Work to do: Look through the material below and count the lines with the string "subjected". Report only the count.

The data:
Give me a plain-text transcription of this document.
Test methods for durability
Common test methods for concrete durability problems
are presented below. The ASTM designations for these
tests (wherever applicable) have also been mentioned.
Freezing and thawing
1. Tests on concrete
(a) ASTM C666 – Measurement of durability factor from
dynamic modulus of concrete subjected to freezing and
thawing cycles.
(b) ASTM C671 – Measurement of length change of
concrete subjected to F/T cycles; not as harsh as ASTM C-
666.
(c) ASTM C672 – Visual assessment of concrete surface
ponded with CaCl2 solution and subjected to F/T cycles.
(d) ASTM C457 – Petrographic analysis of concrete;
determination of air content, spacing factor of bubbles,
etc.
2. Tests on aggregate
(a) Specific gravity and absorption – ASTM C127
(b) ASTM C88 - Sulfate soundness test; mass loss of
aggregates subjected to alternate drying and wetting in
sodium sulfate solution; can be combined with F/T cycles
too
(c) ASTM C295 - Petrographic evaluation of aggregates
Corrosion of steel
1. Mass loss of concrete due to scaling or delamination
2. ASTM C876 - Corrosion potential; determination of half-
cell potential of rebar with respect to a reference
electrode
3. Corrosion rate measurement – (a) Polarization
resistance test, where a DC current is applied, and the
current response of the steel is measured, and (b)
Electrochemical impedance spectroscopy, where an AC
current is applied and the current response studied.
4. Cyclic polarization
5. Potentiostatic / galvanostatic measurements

==

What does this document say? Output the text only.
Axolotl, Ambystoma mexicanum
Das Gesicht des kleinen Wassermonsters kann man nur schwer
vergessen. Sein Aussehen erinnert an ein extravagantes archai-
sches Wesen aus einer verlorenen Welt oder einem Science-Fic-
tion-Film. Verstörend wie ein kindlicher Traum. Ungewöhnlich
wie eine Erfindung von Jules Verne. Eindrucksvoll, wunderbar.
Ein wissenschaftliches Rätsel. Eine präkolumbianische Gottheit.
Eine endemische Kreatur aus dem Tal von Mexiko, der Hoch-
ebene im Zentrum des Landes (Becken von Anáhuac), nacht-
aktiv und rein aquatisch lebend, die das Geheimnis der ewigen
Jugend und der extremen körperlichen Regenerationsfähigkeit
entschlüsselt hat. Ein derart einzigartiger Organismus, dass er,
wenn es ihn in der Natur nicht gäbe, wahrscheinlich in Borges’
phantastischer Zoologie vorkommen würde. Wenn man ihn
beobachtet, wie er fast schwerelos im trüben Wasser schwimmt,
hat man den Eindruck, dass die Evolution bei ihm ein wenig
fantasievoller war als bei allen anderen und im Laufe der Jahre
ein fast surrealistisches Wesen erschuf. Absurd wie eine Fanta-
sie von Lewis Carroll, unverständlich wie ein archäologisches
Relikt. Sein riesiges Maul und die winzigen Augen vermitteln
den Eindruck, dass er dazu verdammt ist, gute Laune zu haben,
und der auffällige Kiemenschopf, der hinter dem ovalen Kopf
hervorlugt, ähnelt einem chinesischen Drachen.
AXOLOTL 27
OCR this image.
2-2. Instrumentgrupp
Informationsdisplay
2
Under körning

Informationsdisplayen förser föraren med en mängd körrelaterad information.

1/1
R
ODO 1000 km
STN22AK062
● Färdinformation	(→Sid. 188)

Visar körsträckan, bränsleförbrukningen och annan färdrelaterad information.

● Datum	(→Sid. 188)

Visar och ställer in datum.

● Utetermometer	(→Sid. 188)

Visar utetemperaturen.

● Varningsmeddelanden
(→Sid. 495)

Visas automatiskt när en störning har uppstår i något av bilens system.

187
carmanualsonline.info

Output for this exercise: 4